* [WHAT YOU SHOULD DO]: Below is a set of records; print all of them exactly as written.
========
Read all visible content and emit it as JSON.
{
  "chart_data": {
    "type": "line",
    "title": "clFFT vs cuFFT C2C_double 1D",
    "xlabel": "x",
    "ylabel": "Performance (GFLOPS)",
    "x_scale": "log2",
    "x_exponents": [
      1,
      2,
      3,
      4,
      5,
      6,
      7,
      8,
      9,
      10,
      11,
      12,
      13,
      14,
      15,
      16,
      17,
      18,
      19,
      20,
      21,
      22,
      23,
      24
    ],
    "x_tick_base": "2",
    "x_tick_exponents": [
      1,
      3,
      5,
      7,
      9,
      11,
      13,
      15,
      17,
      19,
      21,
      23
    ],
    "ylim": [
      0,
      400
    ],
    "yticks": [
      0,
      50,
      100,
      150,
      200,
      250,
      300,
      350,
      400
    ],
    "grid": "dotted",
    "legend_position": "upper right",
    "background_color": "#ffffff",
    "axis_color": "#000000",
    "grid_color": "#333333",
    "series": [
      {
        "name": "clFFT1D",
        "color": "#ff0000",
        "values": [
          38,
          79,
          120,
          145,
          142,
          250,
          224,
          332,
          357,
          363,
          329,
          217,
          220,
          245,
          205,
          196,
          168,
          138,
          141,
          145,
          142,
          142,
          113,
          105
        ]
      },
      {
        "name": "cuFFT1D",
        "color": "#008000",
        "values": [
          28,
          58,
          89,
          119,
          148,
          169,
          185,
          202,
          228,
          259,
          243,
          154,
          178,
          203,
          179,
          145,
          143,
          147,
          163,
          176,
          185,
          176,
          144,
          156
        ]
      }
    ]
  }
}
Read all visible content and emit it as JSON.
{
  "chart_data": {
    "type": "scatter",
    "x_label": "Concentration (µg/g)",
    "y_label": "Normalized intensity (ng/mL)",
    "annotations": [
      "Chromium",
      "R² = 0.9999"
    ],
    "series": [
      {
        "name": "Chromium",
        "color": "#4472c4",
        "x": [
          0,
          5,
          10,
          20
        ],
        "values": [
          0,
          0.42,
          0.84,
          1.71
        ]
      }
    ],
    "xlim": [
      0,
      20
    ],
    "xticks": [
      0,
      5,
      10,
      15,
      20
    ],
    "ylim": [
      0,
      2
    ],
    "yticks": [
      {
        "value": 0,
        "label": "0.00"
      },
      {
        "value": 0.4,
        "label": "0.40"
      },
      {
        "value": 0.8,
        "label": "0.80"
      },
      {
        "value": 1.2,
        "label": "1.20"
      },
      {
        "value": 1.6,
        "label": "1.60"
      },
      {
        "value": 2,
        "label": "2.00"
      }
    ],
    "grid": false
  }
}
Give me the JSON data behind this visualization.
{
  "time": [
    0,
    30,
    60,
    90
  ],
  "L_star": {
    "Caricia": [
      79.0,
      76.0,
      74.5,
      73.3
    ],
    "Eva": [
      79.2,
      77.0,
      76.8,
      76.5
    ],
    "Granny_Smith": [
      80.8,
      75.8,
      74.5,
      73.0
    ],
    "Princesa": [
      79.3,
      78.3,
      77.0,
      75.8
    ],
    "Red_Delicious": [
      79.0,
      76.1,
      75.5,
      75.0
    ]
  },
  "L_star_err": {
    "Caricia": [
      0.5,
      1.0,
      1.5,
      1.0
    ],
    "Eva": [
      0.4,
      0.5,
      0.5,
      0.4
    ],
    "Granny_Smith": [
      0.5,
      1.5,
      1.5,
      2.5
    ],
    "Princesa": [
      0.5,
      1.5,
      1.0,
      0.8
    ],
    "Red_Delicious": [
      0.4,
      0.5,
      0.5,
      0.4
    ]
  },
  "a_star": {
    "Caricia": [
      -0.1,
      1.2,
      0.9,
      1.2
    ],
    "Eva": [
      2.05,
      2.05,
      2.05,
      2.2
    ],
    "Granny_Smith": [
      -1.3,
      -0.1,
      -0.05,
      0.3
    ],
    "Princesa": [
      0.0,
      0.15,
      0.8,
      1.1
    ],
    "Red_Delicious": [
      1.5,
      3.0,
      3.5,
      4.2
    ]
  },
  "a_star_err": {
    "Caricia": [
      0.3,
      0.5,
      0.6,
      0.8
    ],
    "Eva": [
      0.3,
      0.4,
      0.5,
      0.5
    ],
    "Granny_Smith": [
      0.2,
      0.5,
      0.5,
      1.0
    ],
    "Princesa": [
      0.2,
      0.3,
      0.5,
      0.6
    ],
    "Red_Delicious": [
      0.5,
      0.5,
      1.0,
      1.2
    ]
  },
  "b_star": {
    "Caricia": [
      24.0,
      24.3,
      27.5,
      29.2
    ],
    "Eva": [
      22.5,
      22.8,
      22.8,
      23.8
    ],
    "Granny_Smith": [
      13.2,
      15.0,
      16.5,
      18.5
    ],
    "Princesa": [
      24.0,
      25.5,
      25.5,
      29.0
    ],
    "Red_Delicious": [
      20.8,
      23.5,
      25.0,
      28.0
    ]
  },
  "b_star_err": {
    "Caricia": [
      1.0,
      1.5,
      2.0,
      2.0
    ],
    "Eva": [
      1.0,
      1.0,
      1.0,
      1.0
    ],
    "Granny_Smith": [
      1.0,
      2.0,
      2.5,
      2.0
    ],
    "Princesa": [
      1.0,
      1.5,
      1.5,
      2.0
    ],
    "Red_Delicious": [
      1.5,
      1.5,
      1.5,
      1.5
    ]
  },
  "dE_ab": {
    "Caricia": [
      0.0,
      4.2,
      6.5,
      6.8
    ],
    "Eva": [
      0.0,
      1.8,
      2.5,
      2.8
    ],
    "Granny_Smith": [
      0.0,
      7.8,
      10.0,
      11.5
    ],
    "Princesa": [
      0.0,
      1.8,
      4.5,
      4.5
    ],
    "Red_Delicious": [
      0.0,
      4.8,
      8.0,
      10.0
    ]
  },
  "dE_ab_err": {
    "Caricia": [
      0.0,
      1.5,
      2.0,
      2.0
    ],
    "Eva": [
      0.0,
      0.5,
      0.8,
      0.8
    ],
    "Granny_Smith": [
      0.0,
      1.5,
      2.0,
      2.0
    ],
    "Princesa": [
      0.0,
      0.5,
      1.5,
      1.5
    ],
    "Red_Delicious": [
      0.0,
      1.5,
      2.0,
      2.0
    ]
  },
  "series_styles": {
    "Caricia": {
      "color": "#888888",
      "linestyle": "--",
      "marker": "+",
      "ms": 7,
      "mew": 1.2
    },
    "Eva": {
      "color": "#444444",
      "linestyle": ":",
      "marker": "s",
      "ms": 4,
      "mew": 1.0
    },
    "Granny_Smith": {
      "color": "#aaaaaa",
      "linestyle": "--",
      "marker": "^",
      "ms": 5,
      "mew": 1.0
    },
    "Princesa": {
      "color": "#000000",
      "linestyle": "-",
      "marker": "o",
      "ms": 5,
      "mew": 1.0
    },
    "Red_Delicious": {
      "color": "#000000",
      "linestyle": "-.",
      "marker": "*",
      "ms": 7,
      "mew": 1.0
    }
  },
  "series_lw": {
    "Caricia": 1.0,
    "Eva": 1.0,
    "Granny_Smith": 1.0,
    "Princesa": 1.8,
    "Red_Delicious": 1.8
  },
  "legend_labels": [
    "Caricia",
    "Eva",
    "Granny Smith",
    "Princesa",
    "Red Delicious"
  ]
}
========
* [REPLY]:
Read all visible content and emit it as JSON.
{
  "chart_data": {
    "type": "line",
    "title": "clFFT vs cuFFT C2C_double 1D",
    "xlabel": "x",
    "ylabel": "Performance (GFLOPS)",
    "x_scale": "log2",
    "x_exponents": [
      1,
      2,
      3,
      4,
      5,
      6,
      7,
      8,
      9,
      10,
      11,
      12,
      13,
      14,
      15,
      16,
      17,
      18,
      19,
      20,
      21,
      22,
      23,
      24
    ],
    "x_tick_base": "2",
    "x_tick_exponents": [
      1,
      3,
      5,
      7,
      9,
      11,
      13,
      15,
      17,
      19,
      21,
      23
    ],
    "ylim": [
      0,
      400
    ],
    "yticks": [
      0,
      50,
      100,
      150,
      200,
      250,
      300,
      350,
      400
    ],
    "grid": "dotted",
    "legend_position": "upper right",
    "background_color": "#ffffff",
    "axis_color": "#000000",
    "grid_color": "#333333",
    "series": [
      {
        "name": "clFFT1D",
        "color": "#ff0000",
        "values": [
          38,
          79,
          120,
          145,
          142,
          250,
          224,
          332,
          357,
          363,
          329,
          217,
          220,
          245,
          205,
          196,
          168,
          138,
          141,
          145,
          142,
          142,
          113,
          105
        ]
      },
      {
        "name": "cuFFT1D",
        "color": "#008000",
        "values": [
          28,
          58,
          89,
          119,
          148,
          169,
          185,
          202,
          228,
          259,
          243,
          154,
          178,
          203,
          179,
          145,
          143,
          147,
          163,
          176,
          185,
          176,
          144,
          156
        ]
      }
    ]
  }
}
Read all visible content and emit it as JSON.
{
  "chart_data": {
    "type": "scatter",
    "x_label": "Concentration (µg/g)",
    "y_label": "Normalized intensity (ng/mL)",
    "annotations": [
      "Chromium",
      "R² = 0.9999"
    ],
    "series": [
      {
        "name": "Chromium",
        "color": "#4472c4",
        "x": [
          0,
          5,
          10,
          20
        ],
        "values": [
          0,
          0.42,
          0.84,
          1.71
        ]
      }
    ],
    "xlim": [
      0,
      20
    ],
    "xticks": [
      0,
      5,
      10,
      15,
      20
    ],
    "ylim": [
      0,
      2
    ],
    "yticks": [
      {
        "value": 0,
        "label": "0.00"
      },
      {
        "value": 0.4,
        "label": "0.40"
      },
      {
        "value": 0.8,
        "label": "0.80"
      },
      {
        "value": 1.2,
        "label": "1.20"
      },
      {
        "value": 1.6,
        "label": "1.60"
      },
      {
        "value": 2,
        "label": "2.00"
      }
    ],
    "grid": false
  }
}
Give me the JSON data behind this visualization.
{
  "time": [
    0,
    30,
    60,
    90
  ],
  "L_star": {
    "Caricia": [
      79.0,
      76.0,
      74.5,
      73.3
    ],
    "Eva": [
      79.2,
      77.0,
      76.8,
      76.5
    ],
    "Granny_Smith": [
      80.8,
      75.8,
      74.5,
      73.0
    ],
    "Princesa": [
      79.3,
      78.3,
      77.0,
      75.8
    ],
    "Red_Delicious": [
      79.0,
      76.1,
      75.5,
      75.0
    ]
  },
  "L_star_err": {
    "Caricia": [
      0.5,
      1.0,
      1.5,
      1.0
    ],
    "Eva": [
      0.4,
      0.5,
      0.5,
      0.4
    ],
    "Granny_Smith": [
      0.5,
      1.5,
      1.5,
      2.5
    ],
    "Princesa": [
      0.5,
      1.5,
      1.0,
      0.8
    ],
    "Red_Delicious": [
      0.4,
      0.5,
      0.5,
      0.4
    ]
  },
  "a_star": {
    "Caricia": [
      -0.1,
      1.2,
      0.9,
      1.2
    ],
    "Eva": [
      2.05,
      2.05,
      2.05,
      2.2
    ],
    "Granny_Smith": [
      -1.3,
      -0.1,
      -0.05,
      0.3
    ],
    "Princesa": [
      0.0,
      0.15,
      0.8,
      1.1
    ],
    "Red_Delicious": [
      1.5,
      3.0,
      3.5,
      4.2
    ]
  },
  "a_star_err": {
    "Caricia": [
      0.3,
      0.5,
      0.6,
      0.8
    ],
    "Eva": [
      0.3,
      0.4,
      0.5,
      0.5
    ],
    "Granny_Smith": [
      0.2,
      0.5,
      0.5,
      1.0
    ],
    "Princesa": [
      0.2,
      0.3,
      0.5,
      0.6
    ],
    "Red_Delicious": [
      0.5,
      0.5,
      1.0,
      1.2
    ]
  },
  "b_star": {
    "Caricia": [
      24.0,
      24.3,
      27.5,
      29.2
    ],
    "Eva": [
      22.5,
      22.8,
      22.8,
      23.8
    ],
    "Granny_Smith": [
      13.2,
      15.0,
      16.5,
      18.5
    ],
    "Princesa": [
      24.0,
      25.5,
      25.5,
      29.0
    ],
    "Red_Delicious": [
      20.8,
      23.5,
      25.0,
      28.0
    ]
  },
  "b_star_err": {
    "Caricia": [
      1.0,
      1.5,
      2.0,
      2.0
    ],
    "Eva": [
      1.0,
      1.0,
      1.0,
      1.0
    ],
    "Granny_Smith": [
      1.0,
      2.0,
      2.5,
      2.0
    ],
    "Princesa": [
      1.0,
      1.5,
      1.5,
      2.0
    ],
    "Red_Delicious": [
      1.5,
      1.5,
      1.5,
      1.5
    ]
  },
  "dE_ab": {
    "Caricia": [
      0.0,
      4.2,
      6.5,
      6.8
    ],
    "Eva": [
      0.0,
      1.8,
      2.5,
      2.8
    ],
    "Granny_Smith": [
      0.0,
      7.8,
      10.0,
      11.5
    ],
    "Princesa": [
      0.0,
      1.8,
      4.5,
      4.5
    ],
    "Red_Delicious": [
      0.0,
      4.8,
      8.0,
      10.0
    ]
  },
  "dE_ab_err": {
    "Caricia": [
      0.0,
      1.5,
      2.0,
      2.0
    ],
    "Eva": [
      0.0,
      0.5,
      0.8,
      0.8
    ],
    "Granny_Smith": [
      0.0,
      1.5,
      2.0,
      2.0
    ],
    "Princesa": [
      0.0,
      0.5,
      1.5,
      1.5
    ],
    "Red_Delicious": [
      0.0,
      1.5,
      2.0,
      2.0
    ]
  },
  "series_styles": {
    "Caricia": {
      "color": "#888888",
      "linestyle": "--",
      "marker": "+",
      "ms": 7,
      "mew": 1.2
    },
    "Eva": {
      "color": "#444444",
      "linestyle": ":",
      "marker": "s",
      "ms": 4,
      "mew": 1.0
    },
    "Granny_Smith": {
      "color": "#aaaaaa",
      "linestyle": "--",
      "marker": "^",
      "ms": 5,
      "mew": 1.0
    },
    "Princesa": {
      "color": "#000000",
      "linestyle": "-",
      "marker": "o",
      "ms": 5,
      "mew": 1.0
    },
    "Red_Delicious": {
      "color": "#000000",
      "linestyle": "-.",
      "marker": "*",
      "ms": 7,
      "mew": 1.0
    }
  },
  "series_lw": {
    "Caricia": 1.0,
    "Eva": 1.0,
    "Granny_Smith": 1.0,
    "Princesa": 1.8,
    "Red_Delicious": 1.8
  },
  "legend_labels": [
    "Caricia",
    "Eva",
    "Granny Smith",
    "Princesa",
    "Red Delicious"
  ]
}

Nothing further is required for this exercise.